■ **TESTO DEL DOCUMENTO**
──────────────────────────────

“E voi, chi dite che io sia?” Confessare la fede nei primi secoli del cristianesimo
Il modulo di teologia storica “Una così grande schiera di testimoni”, iniziato questo gennaio dalle chiese Breccia di Roma e Breccia di Roma San Paolo, è giunto alla sua quinta tappa. Se negli scorsi incontri ci siamo soffermati sui soggetti che hanno difeso e propugnato il messaggio del Vangelo (apologisti, Tertulliano e Atanasio), questa volta ci siamo concentrati sull’oggetto della fede biblica confessato e riaffermato dalla chiesa con i credi di Nicea e Calcedonia.
È la Bibbia stessa che ci insegna a confessare la fede. Credere personalmente e intimamente nella persona e nell’opera di Gesù Cristo implica necessariamente una confessione verbale e pubblica (Romani 10,9). Sintetizzare il messaggio del Vangelo sottoforma di credi ci aiuta innanzitutto a definire il contenuto di ciò che si crede, così da evitare ogni sorta di vaghezza, sentimentalismo e personalismo (p. es. Paolo scrivendo a Timoteo, parla di un “deposito” da custodire, cioè l’insieme dei cardini del Vangelo. Cfr. 1 Timoteo 6,20). In secondo luogo, dà oggettività e concretezza alla propria fede, facendone un preciso e comune punto di riferimento in cui tutti i veri credenti si identificano (Romani 15,6). Di conseguenza, il deposito della fede, definito e condiviso dai credenti, è facilmente trasmettibile rendendolo un mezzo efficace di comunicazione e riconoscimento (Giuda 3).
A partire dall’età apostolica, i credenti cercarono di salvaguardare e definire la verità biblica del monoteismo e della pluralità delle persone della Trinità. L’argomento che animò il terzo e quarto secolori guardò soprattutto il rapporto tra il Padre e il Figlio. Gesù Cristo si era presentato come Figlio di Dio e i discepoli, insieme ad altre persone, lo avevano riconosciuto in quanto tale. Dalle sue parole era evidente che c’era un’inscindibile relazione tra lui e Dio, al quale si rivolgeva chiamandolo Padre. Chi era dunque costui? Che rapporto aveva con il Padre? Che relazione intercorreva tra Padre e Figlio? La questione era di massima importanza perché andava ad intaccare la redenzione. Secondo la dottrina biblica, il Figlio si era incarnato per mezzo dello Spirito Santo al fine di permettere agli uomini di ristabilire con il Padre la relazione che era stata totalmente distrutta dal peccato. Per rendere possibile tale risvolto era necessario che Gesù Cristo fosse totalmente Dio e totalmente uomo per essere il perfetto sostituto in grado di espiare il peccato dell’umanità e ristabilire il rapporto tra Dio e l’uomo. Riprendendo le parole di Atanasio “Dio divenne uomo, affinché noi diventassimo Dio” (cioè partecipi della natura divina per mezzo dello Spirito Santo. Cfr. 2 Pietro 1,4)

──────────────────────────────

■ **VOCI ELENCATE**
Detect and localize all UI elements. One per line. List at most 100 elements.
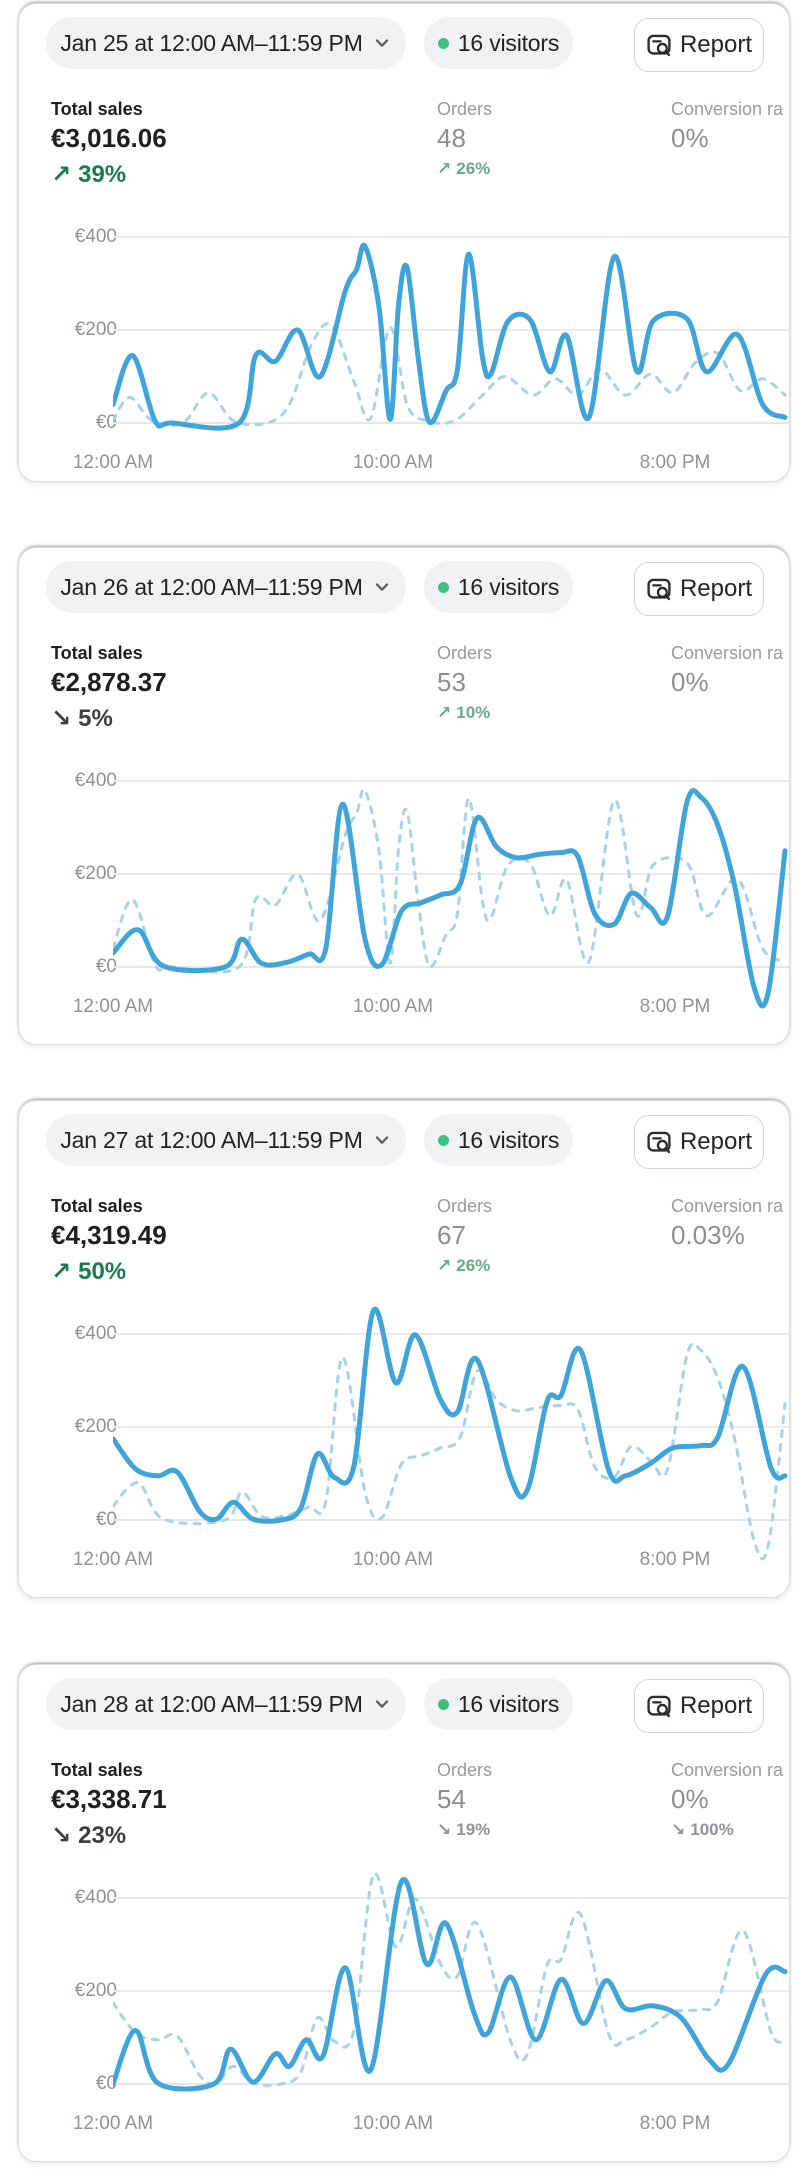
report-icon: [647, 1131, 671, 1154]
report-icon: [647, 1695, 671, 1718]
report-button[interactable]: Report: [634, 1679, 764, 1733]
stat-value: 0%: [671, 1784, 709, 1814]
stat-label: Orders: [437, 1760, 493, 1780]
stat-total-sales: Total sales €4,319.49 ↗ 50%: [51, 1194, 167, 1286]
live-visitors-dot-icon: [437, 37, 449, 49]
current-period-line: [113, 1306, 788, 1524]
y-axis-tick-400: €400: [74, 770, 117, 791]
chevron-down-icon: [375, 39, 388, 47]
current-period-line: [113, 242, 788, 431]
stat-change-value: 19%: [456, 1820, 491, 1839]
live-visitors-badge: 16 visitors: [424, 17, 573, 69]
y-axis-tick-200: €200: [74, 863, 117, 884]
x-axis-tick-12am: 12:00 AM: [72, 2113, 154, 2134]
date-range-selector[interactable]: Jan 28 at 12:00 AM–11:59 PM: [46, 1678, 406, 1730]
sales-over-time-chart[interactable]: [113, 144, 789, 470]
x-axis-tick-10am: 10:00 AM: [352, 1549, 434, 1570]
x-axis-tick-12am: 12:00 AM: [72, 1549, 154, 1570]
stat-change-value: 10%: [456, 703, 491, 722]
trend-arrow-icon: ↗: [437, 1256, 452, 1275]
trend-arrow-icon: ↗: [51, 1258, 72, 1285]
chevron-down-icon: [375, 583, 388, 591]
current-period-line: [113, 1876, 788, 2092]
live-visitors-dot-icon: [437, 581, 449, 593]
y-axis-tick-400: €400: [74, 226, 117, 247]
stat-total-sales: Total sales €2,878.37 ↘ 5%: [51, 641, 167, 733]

──────────────────────────────

■ **LAVORO RICHIESTO**
1) Riporta il brano sulla confessione della fede nei primi secoli, cominciando da "È la Bibbia" e finendo con "riconoscimento (Giuda 3).".
2) Ricopia dai record soltanto le righe che vanno da quella contenente "report-icon: [647, 1131, 671, 1154]" a quella contenente "stat-label: Orders: [437, 1760, 493, 1780]", incluse entrambe.

■ **ELENCO RISPOSTE**
1)
È la Bibbia stessa che ci insegna a confessare la fede. Credere personalmente e intimamente nella persona e nell’opera di Gesù Cristo implica necessariamente una confessione verbale e pubblica (Romani 10,9). Sintetizzare il messaggio del Vangelo sottoforma di credi ci aiuta innanzitutto a definire il contenuto di ciò che si crede, così da evitare ogni sorta di vaghezza, sentimentalismo e personalismo (p. es. Paolo scrivendo a Timoteo, parla di un “deposito” da custodire, cioè l’insieme dei cardini del Vangelo. Cfr. 1 Timoteo 6,20). In secondo luogo, dà oggettività e concretezza alla propria fede, facendone un preciso e comune punto di riferimento in cui tutti i veri credenti si identificano (Romani 15,6). Di conseguenza, il deposito della fede, definito e condiviso dai credenti, è facilmente trasmettibile rendendolo un mezzo efficace di comunicazione e riconoscimento (Giuda 3).

2)
report-icon: [647, 1131, 671, 1154]
report-icon: [647, 1695, 671, 1718]
report-button[interactable]: Report: [634, 1679, 764, 1733]
stat-value: 0%: [671, 1784, 709, 1814]
stat-label: Orders: [437, 1760, 493, 1780]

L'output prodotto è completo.